▸ **Work required**
Please output the lines shown below exactly as they appear.

(Structured figure records)
..........
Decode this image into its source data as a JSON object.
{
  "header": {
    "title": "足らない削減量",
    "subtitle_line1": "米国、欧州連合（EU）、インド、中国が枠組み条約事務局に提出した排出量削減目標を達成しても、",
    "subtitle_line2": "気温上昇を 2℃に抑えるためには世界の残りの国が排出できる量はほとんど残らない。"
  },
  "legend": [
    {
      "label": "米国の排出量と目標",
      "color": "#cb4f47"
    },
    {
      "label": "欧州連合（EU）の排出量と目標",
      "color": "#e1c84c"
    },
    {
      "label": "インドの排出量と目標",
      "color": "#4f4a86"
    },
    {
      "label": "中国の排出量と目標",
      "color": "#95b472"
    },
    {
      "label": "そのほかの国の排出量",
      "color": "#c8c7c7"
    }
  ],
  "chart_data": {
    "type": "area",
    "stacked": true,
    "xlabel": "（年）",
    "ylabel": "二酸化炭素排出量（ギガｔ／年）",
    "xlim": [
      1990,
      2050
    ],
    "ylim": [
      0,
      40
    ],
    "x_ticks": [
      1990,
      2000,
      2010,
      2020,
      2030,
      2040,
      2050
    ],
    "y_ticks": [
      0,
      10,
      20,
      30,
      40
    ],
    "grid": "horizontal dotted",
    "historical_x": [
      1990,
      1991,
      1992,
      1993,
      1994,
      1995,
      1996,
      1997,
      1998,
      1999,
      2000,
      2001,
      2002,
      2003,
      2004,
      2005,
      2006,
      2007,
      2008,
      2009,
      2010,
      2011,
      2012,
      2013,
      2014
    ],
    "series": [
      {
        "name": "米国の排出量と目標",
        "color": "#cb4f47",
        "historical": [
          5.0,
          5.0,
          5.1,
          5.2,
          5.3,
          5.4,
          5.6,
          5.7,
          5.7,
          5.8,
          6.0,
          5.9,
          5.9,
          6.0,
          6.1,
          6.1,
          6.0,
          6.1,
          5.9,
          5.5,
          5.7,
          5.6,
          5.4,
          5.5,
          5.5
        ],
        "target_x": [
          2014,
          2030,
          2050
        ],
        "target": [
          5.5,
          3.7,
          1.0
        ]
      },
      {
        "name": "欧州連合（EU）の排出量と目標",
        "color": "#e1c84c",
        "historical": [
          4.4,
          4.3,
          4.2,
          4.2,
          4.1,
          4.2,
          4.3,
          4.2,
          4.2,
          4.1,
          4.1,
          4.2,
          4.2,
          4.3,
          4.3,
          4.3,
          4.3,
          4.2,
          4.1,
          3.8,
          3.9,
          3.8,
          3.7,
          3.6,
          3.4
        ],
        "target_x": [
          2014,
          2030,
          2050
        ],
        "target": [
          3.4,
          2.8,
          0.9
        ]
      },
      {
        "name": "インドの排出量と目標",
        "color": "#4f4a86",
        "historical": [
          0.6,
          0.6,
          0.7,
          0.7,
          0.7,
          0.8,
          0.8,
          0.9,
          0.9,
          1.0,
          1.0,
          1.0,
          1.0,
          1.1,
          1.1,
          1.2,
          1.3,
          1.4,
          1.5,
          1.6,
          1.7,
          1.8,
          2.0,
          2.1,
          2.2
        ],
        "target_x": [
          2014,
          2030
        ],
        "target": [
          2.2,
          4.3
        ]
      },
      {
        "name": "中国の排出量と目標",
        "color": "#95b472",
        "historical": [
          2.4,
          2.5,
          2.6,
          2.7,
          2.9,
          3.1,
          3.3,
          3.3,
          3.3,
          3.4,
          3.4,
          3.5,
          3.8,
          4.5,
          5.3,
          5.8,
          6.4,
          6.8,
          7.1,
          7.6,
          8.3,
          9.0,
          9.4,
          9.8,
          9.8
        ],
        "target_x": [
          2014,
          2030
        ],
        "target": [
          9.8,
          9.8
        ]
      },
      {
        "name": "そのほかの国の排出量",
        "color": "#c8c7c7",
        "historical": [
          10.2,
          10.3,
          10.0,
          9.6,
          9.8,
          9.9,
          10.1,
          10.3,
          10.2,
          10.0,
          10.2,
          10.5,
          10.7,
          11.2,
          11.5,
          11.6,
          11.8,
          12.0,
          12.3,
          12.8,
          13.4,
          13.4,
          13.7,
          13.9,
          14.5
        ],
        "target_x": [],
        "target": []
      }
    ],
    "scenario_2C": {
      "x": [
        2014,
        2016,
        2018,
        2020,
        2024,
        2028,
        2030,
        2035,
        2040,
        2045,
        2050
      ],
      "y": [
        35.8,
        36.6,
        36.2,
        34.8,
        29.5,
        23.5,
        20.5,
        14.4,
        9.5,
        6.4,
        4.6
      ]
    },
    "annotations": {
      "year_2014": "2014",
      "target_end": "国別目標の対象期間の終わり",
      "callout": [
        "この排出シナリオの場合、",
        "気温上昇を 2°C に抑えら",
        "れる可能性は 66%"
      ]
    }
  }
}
..........
▸ **Solution**
Decode this image into its source data as a JSON object.
{
  "header": {
    "title": "足らない削減量",
    "subtitle_line1": "米国、欧州連合（EU）、インド、中国が枠組み条約事務局に提出した排出量削減目標を達成しても、",
    "subtitle_line2": "気温上昇を 2℃に抑えるためには世界の残りの国が排出できる量はほとんど残らない。"
  },
  "legend": [
    {
      "label": "米国の排出量と目標",
      "color": "#cb4f47"
    },
    {
      "label": "欧州連合（EU）の排出量と目標",
      "color": "#e1c84c"
    },
    {
      "label": "インドの排出量と目標",
      "color": "#4f4a86"
    },
    {
      "label": "中国の排出量と目標",
      "color": "#95b472"
    },
    {
      "label": "そのほかの国の排出量",
      "color": "#c8c7c7"
    }
  ],
  "chart_data": {
    "type": "area",
    "stacked": true,
    "xlabel": "（年）",
    "ylabel": "二酸化炭素排出量（ギガｔ／年）",
    "xlim": [
      1990,
      2050
    ],
    "ylim": [
      0,
      40
    ],
    "x_ticks": [
      1990,
      2000,
      2010,
      2020,
      2030,
      2040,
      2050
    ],
    "y_ticks": [
      0,
      10,
      20,
      30,
      40
    ],
    "grid": "horizontal dotted",
    "historical_x": [
      1990,
      1991,
      1992,
      1993,
      1994,
      1995,
      1996,
      1997,
      1998,
      1999,
      2000,
      2001,
      2002,
      2003,
      2004,
      2005,
      2006,
      2007,
      2008,
      2009,
      2010,
      2011,
      2012,
      2013,
      2014
    ],
    "series": [
      {
        "name": "米国の排出量と目標",
        "color": "#cb4f47",
        "historical": [
          5.0,
          5.0,
          5.1,
          5.2,
          5.3,
          5.4,
          5.6,
          5.7,
          5.7,
          5.8,
          6.0,
          5.9,
          5.9,
          6.0,
          6.1,
          6.1,
          6.0,
          6.1,
          5.9,
          5.5,
          5.7,
          5.6,
          5.4,
          5.5,
          5.5
        ],
        "target_x": [
          2014,
          2030,
          2050
        ],
        "target": [
          5.5,
          3.7,
          1.0
        ]
      },
      {
        "name": "欧州連合（EU）の排出量と目標",
        "color": "#e1c84c",
        "historical": [
          4.4,
          4.3,
          4.2,
          4.2,
          4.1,
          4.2,
          4.3,
          4.2,
          4.2,
          4.1,
          4.1,
          4.2,
          4.2,
          4.3,
          4.3,
          4.3,
          4.3,
          4.2,
          4.1,
          3.8,
          3.9,
          3.8,
          3.7,
          3.6,
          3.4
        ],
        "target_x": [
          2014,
          2030,
          2050
        ],
        "target": [
          3.4,
          2.8,
          0.9
        ]
      },
      {
        "name": "インドの排出量と目標",
        "color": "#4f4a86",
        "historical": [
          0.6,
          0.6,
          0.7,
          0.7,
          0.7,
          0.8,
          0.8,
          0.9,
          0.9,
          1.0,
          1.0,
          1.0,
          1.0,
          1.1,
          1.1,
          1.2,
          1.3,
          1.4,
          1.5,
          1.6,
          1.7,
          1.8,
          2.0,
          2.1,
          2.2
        ],
        "target_x": [
          2014,
          2030
        ],
        "target": [
          2.2,
          4.3
        ]
      },
      {
        "name": "中国の排出量と目標",
        "color": "#95b472",
        "historical": [
          2.4,
          2.5,
          2.6,
          2.7,
          2.9,
          3.1,
          3.3,
          3.3,
          3.3,
          3.4,
          3.4,
          3.5,
          3.8,
          4.5,
          5.3,
          5.8,
          6.4,
          6.8,
          7.1,
          7.6,
          8.3,
          9.0,
          9.4,
          9.8,
          9.8
        ],
        "target_x": [
          2014,
          2030
        ],
        "target": [
          9.8,
          9.8
        ]
      },
      {
        "name": "そのほかの国の排出量",
        "color": "#c8c7c7",
        "historical": [
          10.2,
          10.3,
          10.0,
          9.6,
          9.8,
          9.9,
          10.1,
          10.3,
          10.2,
          10.0,
          10.2,
          10.5,
          10.7,
          11.2,
          11.5,
          11.6,
          11.8,
          12.0,
          12.3,
          12.8,
          13.4,
          13.4,
          13.7,
          13.9,
          14.5
        ],
        "target_x": [],
        "target": []
      }
    ],
    "scenario_2C": {
      "x": [
        2014,
        2016,
        2018,
        2020,
        2024,
        2028,
        2030,
        2035,
        2040,
        2045,
        2050
      ],
      "y": [
        35.8,
        36.6,
        36.2,
        34.8,
        29.5,
        23.5,
        20.5,
        14.4,
        9.5,
        6.4,
        4.6
      ]
    },
    "annotations": {
      "year_2014": "2014",
      "target_end": "国別目標の対象期間の終わり",
      "callout": [
        "この排出シナリオの場合、",
        "気温上昇を 2°C に抑えら",
        "れる可能性は 66%"
      ]
    }
  }
}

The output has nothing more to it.